TASK INSTRUCTIONS: Quote the whole listing exactly. Leave the pictures out of your copy.

***** LISTED RECORDS *****

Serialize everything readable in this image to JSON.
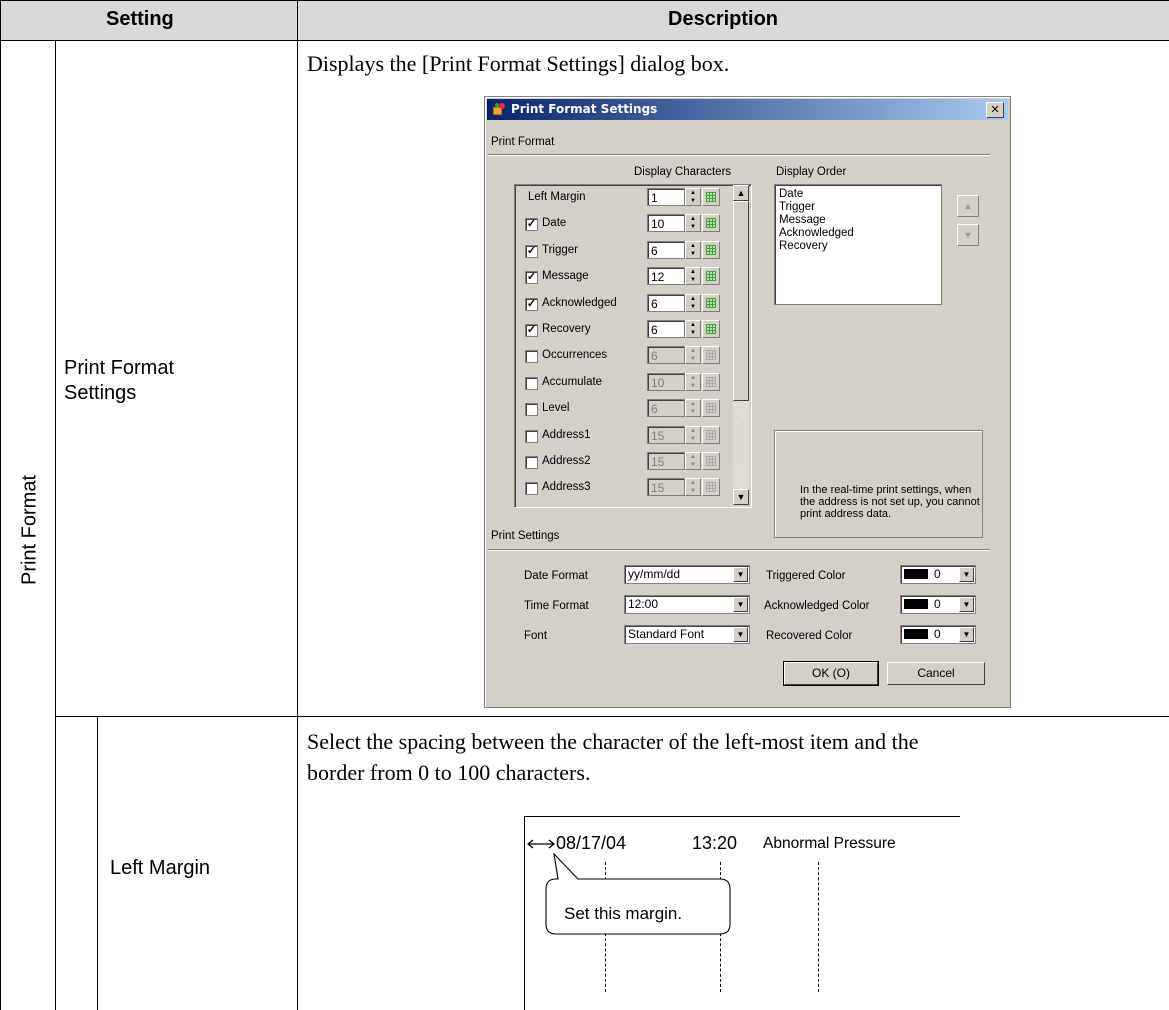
{
  "table": {
    "header_setting": "Setting",
    "header_description": "Description",
    "category": "Print Format",
    "rows": [
      {
        "label": "Print Format\nSettings",
        "description": "Displays the [Print Format Settings] dialog box."
      },
      {
        "label": "Left Margin",
        "description": "Select the spacing between the character of the left-most item and the border from 0 to 100 characters."
      }
    ]
  },
  "dialog": {
    "title": "Print Format Settings",
    "close": "✕",
    "print_format_group": "Print Format",
    "col_display_characters": "Display Characters",
    "col_display_order": "Display Order",
    "left_margin_label": "Left Margin",
    "items": [
      {
        "label": "Left Margin",
        "value": "1",
        "checked": null,
        "enabled": true
      },
      {
        "label": "Date",
        "value": "10",
        "checked": true,
        "enabled": true
      },
      {
        "label": "Trigger",
        "value": "6",
        "checked": true,
        "enabled": true
      },
      {
        "label": "Message",
        "value": "12",
        "checked": true,
        "enabled": true
      },
      {
        "label": "Acknowledged",
        "value": "6",
        "checked": true,
        "enabled": true
      },
      {
        "label": "Recovery",
        "value": "6",
        "checked": true,
        "enabled": true
      },
      {
        "label": "Occurrences",
        "value": "6",
        "checked": false,
        "enabled": false
      },
      {
        "label": "Accumulate",
        "value": "10",
        "checked": false,
        "enabled": false
      },
      {
        "label": "Level",
        "value": "6",
        "checked": false,
        "enabled": false
      },
      {
        "label": "Address1",
        "value": "15",
        "checked": false,
        "enabled": false
      },
      {
        "label": "Address2",
        "value": "15",
        "checked": false,
        "enabled": false
      },
      {
        "label": "Address3",
        "value": "15",
        "checked": false,
        "enabled": false
      }
    ],
    "display_order": [
      "Date",
      "Trigger",
      "Message",
      "Acknowledged",
      "Recovery"
    ],
    "note": "In the real-time print settings, when the address is not set up, you cannot print address data.",
    "print_settings_group": "Print Settings",
    "date_format_label": "Date Format",
    "date_format_value": "yy/mm/dd",
    "time_format_label": "Time Format",
    "time_format_value": "12:00",
    "font_label": "Font",
    "font_value": "Standard Font",
    "triggered_color_label": "Triggered Color",
    "acknowledged_color_label": "Acknowledged Color",
    "recovered_color_label": "Recovered Color",
    "color_value": "0",
    "ok_label": "OK (O)",
    "cancel_label": "Cancel"
  },
  "illustration": {
    "date": "08/17/04",
    "time": "13:20",
    "message": "Abnormal Pressure",
    "callout": "Set this margin."
  },
  "colors": {
    "header_bg": "#d9d9d9",
    "dialog_bg": "#d4d0c8",
    "title_start": "#0a246a",
    "title_end": "#a6caf0"
  }
}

*****

ANSWER FOR THIS EXERCISE:
Serialize everything readable in this image to JSON.
{
  "table": {
    "header_setting": "Setting",
    "header_description": "Description",
    "category": "Print Format",
    "rows": [
      {
        "label": "Print Format\nSettings",
        "description": "Displays the [Print Format Settings] dialog box."
      },
      {
        "label": "Left Margin",
        "description": "Select the spacing between the character of the left-most item and the border from 0 to 100 characters."
      }
    ]
  },
  "dialog": {
    "title": "Print Format Settings",
    "close": "✕",
    "print_format_group": "Print Format",
    "col_display_characters": "Display Characters",
    "col_display_order": "Display Order",
    "left_margin_label": "Left Margin",
    "items": [
      {
        "label": "Left Margin",
        "value": "1",
        "checked": null,
        "enabled": true
      },
      {
        "label": "Date",
        "value": "10",
        "checked": true,
        "enabled": true
      },
      {
        "label": "Trigger",
        "value": "6",
        "checked": true,
        "enabled": true
      },
      {
        "label": "Message",
        "value": "12",
        "checked": true,
        "enabled": true
      },
      {
        "label": "Acknowledged",
        "value": "6",
        "checked": true,
        "enabled": true
      },
      {
        "label": "Recovery",
        "value": "6",
        "checked": true,
        "enabled": true
      },
      {
        "label": "Occurrences",
        "value": "6",
        "checked": false,
        "enabled": false
      },
      {
        "label": "Accumulate",
        "value": "10",
        "checked": false,
        "enabled": false
      },
      {
        "label": "Level",
        "value": "6",
        "checked": false,
        "enabled": false
      },
      {
        "label": "Address1",
        "value": "15",
        "checked": false,
        "enabled": false
      },
      {
        "label": "Address2",
        "value": "15",
        "checked": false,
        "enabled": false
      },
      {
        "label": "Address3",
        "value": "15",
        "checked": false,
        "enabled": false
      }
    ],
    "display_order": [
      "Date",
      "Trigger",
      "Message",
      "Acknowledged",
      "Recovery"
    ],
    "note": "In the real-time print settings, when the address is not set up, you cannot print address data.",
    "print_settings_group": "Print Settings",
    "date_format_label": "Date Format",
    "date_format_value": "yy/mm/dd",
    "time_format_label": "Time Format",
    "time_format_value": "12:00",
    "font_label": "Font",
    "font_value": "Standard Font",
    "triggered_color_label": "Triggered Color",
    "acknowledged_color_label": "Acknowledged Color",
    "recovered_color_label": "Recovered Color",
    "color_value": "0",
    "ok_label": "OK (O)",
    "cancel_label": "Cancel"
  },
  "illustration": {
    "date": "08/17/04",
    "time": "13:20",
    "message": "Abnormal Pressure",
    "callout": "Set this margin."
  },
  "colors": {
    "header_bg": "#d9d9d9",
    "dialog_bg": "#d4d0c8",
    "title_start": "#0a246a",
    "title_end": "#a6caf0"
  }
}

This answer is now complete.